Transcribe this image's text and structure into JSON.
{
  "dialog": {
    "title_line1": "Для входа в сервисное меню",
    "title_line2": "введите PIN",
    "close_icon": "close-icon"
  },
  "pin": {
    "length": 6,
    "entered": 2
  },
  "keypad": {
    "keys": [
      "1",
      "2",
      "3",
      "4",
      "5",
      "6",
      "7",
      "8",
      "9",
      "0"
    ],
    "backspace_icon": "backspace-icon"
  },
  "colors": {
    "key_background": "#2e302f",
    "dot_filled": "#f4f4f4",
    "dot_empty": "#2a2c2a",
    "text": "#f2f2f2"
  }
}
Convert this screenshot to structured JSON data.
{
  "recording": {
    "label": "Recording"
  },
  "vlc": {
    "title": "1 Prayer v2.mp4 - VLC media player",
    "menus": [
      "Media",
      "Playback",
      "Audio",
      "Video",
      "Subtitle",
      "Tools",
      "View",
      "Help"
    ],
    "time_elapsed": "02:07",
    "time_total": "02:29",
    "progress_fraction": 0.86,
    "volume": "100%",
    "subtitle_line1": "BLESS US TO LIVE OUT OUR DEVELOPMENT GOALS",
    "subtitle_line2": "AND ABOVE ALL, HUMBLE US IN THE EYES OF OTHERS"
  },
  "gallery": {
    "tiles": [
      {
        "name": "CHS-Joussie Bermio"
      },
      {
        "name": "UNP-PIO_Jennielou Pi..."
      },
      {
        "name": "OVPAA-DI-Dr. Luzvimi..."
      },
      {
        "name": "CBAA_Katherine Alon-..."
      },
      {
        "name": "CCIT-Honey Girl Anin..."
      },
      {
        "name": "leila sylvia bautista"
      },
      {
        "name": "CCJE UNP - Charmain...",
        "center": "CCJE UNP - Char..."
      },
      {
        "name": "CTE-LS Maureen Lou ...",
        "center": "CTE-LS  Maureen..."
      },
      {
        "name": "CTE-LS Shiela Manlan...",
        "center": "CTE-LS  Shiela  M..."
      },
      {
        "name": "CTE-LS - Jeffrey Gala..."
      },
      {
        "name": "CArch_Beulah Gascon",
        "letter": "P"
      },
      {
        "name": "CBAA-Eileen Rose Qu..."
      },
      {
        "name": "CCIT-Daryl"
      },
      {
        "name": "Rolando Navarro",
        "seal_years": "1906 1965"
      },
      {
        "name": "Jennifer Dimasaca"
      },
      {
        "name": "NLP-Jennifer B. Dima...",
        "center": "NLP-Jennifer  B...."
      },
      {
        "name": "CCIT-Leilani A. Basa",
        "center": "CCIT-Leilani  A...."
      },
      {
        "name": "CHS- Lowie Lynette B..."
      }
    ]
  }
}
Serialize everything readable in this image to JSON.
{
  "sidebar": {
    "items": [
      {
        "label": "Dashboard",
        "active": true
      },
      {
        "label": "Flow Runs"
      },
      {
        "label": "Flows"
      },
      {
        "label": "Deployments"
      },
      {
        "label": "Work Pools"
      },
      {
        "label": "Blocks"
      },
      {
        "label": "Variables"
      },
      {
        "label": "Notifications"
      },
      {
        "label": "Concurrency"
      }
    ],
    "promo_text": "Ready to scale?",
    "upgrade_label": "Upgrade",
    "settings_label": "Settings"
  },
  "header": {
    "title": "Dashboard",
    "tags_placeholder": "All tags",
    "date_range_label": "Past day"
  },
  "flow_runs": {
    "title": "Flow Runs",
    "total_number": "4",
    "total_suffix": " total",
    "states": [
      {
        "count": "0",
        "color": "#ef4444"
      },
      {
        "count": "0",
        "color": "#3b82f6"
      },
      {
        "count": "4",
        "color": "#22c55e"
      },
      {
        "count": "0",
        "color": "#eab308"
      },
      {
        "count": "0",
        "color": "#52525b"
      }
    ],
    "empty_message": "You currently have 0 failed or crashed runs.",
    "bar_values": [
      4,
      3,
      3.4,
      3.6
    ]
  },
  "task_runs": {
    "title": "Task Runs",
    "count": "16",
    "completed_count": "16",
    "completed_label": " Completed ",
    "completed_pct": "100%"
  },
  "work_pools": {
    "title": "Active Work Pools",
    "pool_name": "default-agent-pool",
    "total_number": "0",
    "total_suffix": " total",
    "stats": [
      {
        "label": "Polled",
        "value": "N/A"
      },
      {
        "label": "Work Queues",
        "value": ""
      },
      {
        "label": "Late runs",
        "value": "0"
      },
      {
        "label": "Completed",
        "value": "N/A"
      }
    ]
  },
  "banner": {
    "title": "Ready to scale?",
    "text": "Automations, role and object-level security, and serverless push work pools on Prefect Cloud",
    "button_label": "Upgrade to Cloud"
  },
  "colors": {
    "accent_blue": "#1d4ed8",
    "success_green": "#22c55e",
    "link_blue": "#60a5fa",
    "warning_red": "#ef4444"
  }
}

— Exercise details —
From the entries above, copy every line containing the word "Cloud".

— Answer for this exercise —
    "text": "Automations, role and object-level security, and serverless push work pools on Prefect Cloud",
    "button_label": "Upgrade to Cloud"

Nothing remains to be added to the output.